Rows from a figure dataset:
-- begin --
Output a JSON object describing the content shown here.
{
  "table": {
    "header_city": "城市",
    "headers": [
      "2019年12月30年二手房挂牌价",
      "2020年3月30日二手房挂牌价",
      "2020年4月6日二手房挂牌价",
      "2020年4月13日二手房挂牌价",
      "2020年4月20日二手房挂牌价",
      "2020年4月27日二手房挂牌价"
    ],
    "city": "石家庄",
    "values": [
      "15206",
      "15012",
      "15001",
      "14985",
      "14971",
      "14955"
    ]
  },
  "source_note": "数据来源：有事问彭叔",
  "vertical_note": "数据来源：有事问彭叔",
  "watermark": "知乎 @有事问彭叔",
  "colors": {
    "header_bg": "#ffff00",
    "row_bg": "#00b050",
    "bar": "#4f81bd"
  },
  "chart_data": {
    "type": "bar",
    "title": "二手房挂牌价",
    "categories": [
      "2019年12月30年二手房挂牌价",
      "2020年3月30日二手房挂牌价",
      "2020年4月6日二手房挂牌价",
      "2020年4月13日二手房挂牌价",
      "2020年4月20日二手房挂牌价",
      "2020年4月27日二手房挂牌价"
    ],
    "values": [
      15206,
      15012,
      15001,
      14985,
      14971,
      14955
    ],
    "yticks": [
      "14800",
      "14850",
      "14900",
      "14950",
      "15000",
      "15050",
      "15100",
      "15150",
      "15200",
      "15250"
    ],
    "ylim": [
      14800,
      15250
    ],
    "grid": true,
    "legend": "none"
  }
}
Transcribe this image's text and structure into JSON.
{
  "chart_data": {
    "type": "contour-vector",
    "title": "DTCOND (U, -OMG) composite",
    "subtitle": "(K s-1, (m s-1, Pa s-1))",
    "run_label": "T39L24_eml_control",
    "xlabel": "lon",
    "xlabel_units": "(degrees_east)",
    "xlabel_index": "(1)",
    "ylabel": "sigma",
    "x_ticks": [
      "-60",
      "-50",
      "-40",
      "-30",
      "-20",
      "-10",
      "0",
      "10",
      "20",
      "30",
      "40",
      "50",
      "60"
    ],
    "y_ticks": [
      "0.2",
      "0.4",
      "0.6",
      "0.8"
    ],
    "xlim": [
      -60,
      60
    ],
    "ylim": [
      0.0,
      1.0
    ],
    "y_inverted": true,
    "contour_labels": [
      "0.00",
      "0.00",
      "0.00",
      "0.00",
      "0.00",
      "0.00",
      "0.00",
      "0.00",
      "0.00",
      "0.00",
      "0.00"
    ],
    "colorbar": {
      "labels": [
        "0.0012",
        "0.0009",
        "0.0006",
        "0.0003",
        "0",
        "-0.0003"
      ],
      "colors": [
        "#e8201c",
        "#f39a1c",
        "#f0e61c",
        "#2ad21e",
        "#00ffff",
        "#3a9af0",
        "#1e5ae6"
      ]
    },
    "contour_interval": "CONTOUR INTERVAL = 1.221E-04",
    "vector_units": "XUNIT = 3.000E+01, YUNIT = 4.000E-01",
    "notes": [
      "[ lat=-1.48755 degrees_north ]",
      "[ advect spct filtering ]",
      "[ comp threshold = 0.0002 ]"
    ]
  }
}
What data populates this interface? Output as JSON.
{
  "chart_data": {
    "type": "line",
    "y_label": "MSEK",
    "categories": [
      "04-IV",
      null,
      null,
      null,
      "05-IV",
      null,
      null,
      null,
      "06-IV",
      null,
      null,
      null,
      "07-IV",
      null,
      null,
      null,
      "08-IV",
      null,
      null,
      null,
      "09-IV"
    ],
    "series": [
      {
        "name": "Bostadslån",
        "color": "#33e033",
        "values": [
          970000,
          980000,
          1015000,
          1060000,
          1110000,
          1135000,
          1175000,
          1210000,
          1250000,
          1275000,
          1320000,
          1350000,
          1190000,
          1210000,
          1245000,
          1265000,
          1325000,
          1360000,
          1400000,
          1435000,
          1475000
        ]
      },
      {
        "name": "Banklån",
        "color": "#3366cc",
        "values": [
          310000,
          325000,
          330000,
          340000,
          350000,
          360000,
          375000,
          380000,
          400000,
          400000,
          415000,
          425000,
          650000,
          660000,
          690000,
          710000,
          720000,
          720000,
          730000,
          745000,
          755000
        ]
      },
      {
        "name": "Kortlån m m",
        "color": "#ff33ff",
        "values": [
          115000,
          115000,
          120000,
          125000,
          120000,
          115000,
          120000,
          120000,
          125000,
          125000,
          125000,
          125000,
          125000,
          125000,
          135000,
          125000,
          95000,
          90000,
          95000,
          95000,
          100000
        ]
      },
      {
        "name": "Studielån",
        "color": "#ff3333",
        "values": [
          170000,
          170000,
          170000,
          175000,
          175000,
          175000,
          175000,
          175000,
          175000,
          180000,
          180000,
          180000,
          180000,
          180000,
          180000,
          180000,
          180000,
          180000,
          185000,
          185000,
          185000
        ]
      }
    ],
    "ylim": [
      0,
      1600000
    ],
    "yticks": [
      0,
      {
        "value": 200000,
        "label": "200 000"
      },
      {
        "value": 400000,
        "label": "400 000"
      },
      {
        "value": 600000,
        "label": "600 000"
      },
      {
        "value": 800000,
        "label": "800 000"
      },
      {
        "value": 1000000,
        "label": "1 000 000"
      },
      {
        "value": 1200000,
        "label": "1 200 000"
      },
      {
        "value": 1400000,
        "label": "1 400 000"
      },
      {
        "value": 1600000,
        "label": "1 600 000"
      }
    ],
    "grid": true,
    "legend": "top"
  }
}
-- end --
Looking at the data above, show all lines where the word "有事问彭叔" occurs.

  "source_note": "数据来源：有事问彭叔",
  "vertical_note": "数据来源：有事问彭叔",
  "watermark": "知乎 @有事问彭叔",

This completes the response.